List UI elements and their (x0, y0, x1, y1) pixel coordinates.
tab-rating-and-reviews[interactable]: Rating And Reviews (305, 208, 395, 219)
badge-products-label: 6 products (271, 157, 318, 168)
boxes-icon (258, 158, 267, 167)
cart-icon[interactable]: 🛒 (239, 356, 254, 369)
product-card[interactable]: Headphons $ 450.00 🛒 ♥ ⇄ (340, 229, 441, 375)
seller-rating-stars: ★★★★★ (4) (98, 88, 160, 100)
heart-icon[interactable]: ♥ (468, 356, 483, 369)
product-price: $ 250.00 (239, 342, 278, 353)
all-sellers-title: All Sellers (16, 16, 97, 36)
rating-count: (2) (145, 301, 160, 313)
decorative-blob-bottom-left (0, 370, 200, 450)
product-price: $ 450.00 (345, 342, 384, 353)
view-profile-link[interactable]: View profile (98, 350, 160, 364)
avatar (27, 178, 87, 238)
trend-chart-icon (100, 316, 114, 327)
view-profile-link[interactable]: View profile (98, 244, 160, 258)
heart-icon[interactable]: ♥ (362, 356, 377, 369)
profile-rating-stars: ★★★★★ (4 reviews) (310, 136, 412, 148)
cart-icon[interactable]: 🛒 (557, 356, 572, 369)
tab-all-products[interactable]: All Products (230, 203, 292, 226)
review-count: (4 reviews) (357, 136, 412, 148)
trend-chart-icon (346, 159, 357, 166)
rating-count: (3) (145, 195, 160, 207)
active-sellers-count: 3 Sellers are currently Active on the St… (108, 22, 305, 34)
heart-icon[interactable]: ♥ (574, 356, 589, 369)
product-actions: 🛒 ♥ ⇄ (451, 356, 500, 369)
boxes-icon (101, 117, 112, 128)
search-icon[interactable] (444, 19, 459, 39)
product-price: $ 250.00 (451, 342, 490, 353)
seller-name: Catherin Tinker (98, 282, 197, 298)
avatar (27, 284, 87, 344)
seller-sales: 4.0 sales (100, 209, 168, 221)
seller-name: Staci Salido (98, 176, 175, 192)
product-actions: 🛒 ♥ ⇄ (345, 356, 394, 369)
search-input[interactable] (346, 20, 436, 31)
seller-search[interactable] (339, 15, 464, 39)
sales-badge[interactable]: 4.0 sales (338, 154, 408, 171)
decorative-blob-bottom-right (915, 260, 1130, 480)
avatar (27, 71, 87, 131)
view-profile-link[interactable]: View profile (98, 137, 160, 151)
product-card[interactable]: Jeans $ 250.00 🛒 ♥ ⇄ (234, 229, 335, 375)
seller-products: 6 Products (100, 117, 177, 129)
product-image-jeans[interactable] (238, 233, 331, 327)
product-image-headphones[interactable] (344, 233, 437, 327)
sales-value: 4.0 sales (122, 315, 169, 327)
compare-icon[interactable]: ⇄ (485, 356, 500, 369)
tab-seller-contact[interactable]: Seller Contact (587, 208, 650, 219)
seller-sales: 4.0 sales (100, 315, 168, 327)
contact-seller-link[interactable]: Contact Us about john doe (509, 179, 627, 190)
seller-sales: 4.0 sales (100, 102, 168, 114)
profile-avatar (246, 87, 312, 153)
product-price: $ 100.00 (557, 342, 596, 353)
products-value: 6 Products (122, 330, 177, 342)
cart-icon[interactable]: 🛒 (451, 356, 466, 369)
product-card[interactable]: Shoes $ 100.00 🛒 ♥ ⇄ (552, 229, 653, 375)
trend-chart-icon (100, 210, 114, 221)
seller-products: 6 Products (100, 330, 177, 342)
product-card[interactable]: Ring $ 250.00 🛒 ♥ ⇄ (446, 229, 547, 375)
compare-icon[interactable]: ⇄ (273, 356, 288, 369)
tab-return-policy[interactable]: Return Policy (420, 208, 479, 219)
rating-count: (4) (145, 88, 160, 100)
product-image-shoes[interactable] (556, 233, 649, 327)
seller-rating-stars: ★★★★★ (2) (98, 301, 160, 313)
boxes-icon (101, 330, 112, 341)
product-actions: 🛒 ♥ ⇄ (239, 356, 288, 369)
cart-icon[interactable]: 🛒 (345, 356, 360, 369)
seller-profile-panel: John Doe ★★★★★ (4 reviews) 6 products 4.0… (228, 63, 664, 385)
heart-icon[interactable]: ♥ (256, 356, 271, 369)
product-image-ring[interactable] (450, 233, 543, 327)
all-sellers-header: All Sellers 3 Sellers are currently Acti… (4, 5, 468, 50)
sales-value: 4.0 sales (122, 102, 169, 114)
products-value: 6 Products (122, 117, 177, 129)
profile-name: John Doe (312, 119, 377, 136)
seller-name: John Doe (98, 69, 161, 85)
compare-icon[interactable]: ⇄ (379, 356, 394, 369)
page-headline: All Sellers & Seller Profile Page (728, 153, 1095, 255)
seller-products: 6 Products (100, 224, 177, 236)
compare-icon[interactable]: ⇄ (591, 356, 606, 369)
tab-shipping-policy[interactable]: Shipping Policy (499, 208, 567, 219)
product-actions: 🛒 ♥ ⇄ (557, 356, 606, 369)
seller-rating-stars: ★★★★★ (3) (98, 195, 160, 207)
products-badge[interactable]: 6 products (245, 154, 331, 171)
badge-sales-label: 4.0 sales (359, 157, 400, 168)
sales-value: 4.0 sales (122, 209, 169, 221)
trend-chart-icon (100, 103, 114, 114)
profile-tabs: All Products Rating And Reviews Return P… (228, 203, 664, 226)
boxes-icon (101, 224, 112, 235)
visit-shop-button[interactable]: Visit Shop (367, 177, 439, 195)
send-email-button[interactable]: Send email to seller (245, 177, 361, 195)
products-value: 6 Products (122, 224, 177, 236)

◆ WHAT THE TASK REQUIRES: Reproduce every one of the items above, line for line, without changing a character.

◆ ANSWER TO THIS EXERCISE:
List UI elements and their (x0, y0, x1, y1) pixel coordinates.
tab-rating-and-reviews[interactable]: Rating And Reviews (305, 208, 395, 219)
badge-products-label: 6 products (271, 157, 318, 168)
boxes-icon (258, 158, 267, 167)
cart-icon[interactable]: 🛒 (239, 356, 254, 369)
product-card[interactable]: Headphons $ 450.00 🛒 ♥ ⇄ (340, 229, 441, 375)
seller-rating-stars: ★★★★★ (4) (98, 88, 160, 100)
heart-icon[interactable]: ♥ (468, 356, 483, 369)
product-price: $ 250.00 (239, 342, 278, 353)
all-sellers-title: All Sellers (16, 16, 97, 36)
rating-count: (2) (145, 301, 160, 313)
decorative-blob-bottom-left (0, 370, 200, 450)
product-price: $ 450.00 (345, 342, 384, 353)
view-profile-link[interactable]: View profile (98, 350, 160, 364)
avatar (27, 178, 87, 238)
trend-chart-icon (100, 316, 114, 327)
view-profile-link[interactable]: View profile (98, 244, 160, 258)
heart-icon[interactable]: ♥ (362, 356, 377, 369)
profile-rating-stars: ★★★★★ (4 reviews) (310, 136, 412, 148)
cart-icon[interactable]: 🛒 (557, 356, 572, 369)
tab-all-products[interactable]: All Products (230, 203, 292, 226)
review-count: (4 reviews) (357, 136, 412, 148)
trend-chart-icon (346, 159, 357, 166)
rating-count: (3) (145, 195, 160, 207)
active-sellers-count: 3 Sellers are currently Active on the St… (108, 22, 305, 34)
heart-icon[interactable]: ♥ (574, 356, 589, 369)
product-actions: 🛒 ♥ ⇄ (451, 356, 500, 369)
boxes-icon (101, 117, 112, 128)
search-icon[interactable] (444, 19, 459, 39)
product-price: $ 250.00 (451, 342, 490, 353)
seller-name: Catherin Tinker (98, 282, 197, 298)
avatar (27, 284, 87, 344)
seller-sales: 4.0 sales (100, 209, 168, 221)
seller-name: Staci Salido (98, 176, 175, 192)
product-actions: 🛒 ♥ ⇄ (345, 356, 394, 369)
search-input[interactable] (346, 20, 436, 31)
seller-search[interactable] (339, 15, 464, 39)
sales-badge[interactable]: 4.0 sales (338, 154, 408, 171)
decorative-blob-bottom-right (915, 260, 1130, 480)
avatar (27, 71, 87, 131)
view-profile-link[interactable]: View profile (98, 137, 160, 151)
product-card[interactable]: Jeans $ 250.00 🛒 ♥ ⇄ (234, 229, 335, 375)
seller-products: 6 Products (100, 117, 177, 129)
product-image-jeans[interactable] (238, 233, 331, 327)
product-image-headphones[interactable] (344, 233, 437, 327)
sales-value: 4.0 sales (122, 315, 169, 327)
compare-icon[interactable]: ⇄ (485, 356, 500, 369)
tab-seller-contact[interactable]: Seller Contact (587, 208, 650, 219)
seller-sales: 4.0 sales (100, 315, 168, 327)
contact-seller-link[interactable]: Contact Us about john doe (509, 179, 627, 190)
seller-sales: 4.0 sales (100, 102, 168, 114)
profile-avatar (246, 87, 312, 153)
product-price: $ 100.00 (557, 342, 596, 353)
products-value: 6 Products (122, 330, 177, 342)
cart-icon[interactable]: 🛒 (451, 356, 466, 369)
product-card[interactable]: Shoes $ 100.00 🛒 ♥ ⇄ (552, 229, 653, 375)
trend-chart-icon (100, 210, 114, 221)
seller-products: 6 Products (100, 330, 177, 342)
product-card[interactable]: Ring $ 250.00 🛒 ♥ ⇄ (446, 229, 547, 375)
compare-icon[interactable]: ⇄ (273, 356, 288, 369)
tab-return-policy[interactable]: Return Policy (420, 208, 479, 219)
rating-count: (4) (145, 88, 160, 100)
product-image-shoes[interactable] (556, 233, 649, 327)
seller-rating-stars: ★★★★★ (2) (98, 301, 160, 313)
boxes-icon (101, 330, 112, 341)
product-actions: 🛒 ♥ ⇄ (239, 356, 288, 369)
cart-icon[interactable]: 🛒 (345, 356, 360, 369)
seller-profile-panel: John Doe ★★★★★ (4 reviews) 6 products 4.0… (228, 63, 664, 385)
heart-icon[interactable]: ♥ (256, 356, 271, 369)
product-image-ring[interactable] (450, 233, 543, 327)
all-sellers-header: All Sellers 3 Sellers are currently Acti… (4, 5, 468, 50)
sales-value: 4.0 sales (122, 102, 169, 114)
products-value: 6 Products (122, 117, 177, 129)
profile-name: John Doe (312, 119, 377, 136)
seller-name: John Doe (98, 69, 161, 85)
compare-icon[interactable]: ⇄ (379, 356, 394, 369)
page-headline: All Sellers & Seller Profile Page (728, 153, 1095, 255)
seller-products: 6 Products (100, 224, 177, 236)
compare-icon[interactable]: ⇄ (591, 356, 606, 369)
tab-shipping-policy[interactable]: Shipping Policy (499, 208, 567, 219)
product-actions: 🛒 ♥ ⇄ (557, 356, 606, 369)
seller-rating-stars: ★★★★★ (3) (98, 195, 160, 207)
products-badge[interactable]: 6 products (245, 154, 331, 171)
badge-sales-label: 4.0 sales (359, 157, 400, 168)
sales-value: 4.0 sales (122, 209, 169, 221)
trend-chart-icon (100, 103, 114, 114)
profile-tabs: All Products Rating And Reviews Return P… (228, 203, 664, 226)
boxes-icon (101, 224, 112, 235)
visit-shop-button[interactable]: Visit Shop (367, 177, 439, 195)
send-email-button[interactable]: Send email to seller (245, 177, 361, 195)
products-value: 6 Products (122, 224, 177, 236)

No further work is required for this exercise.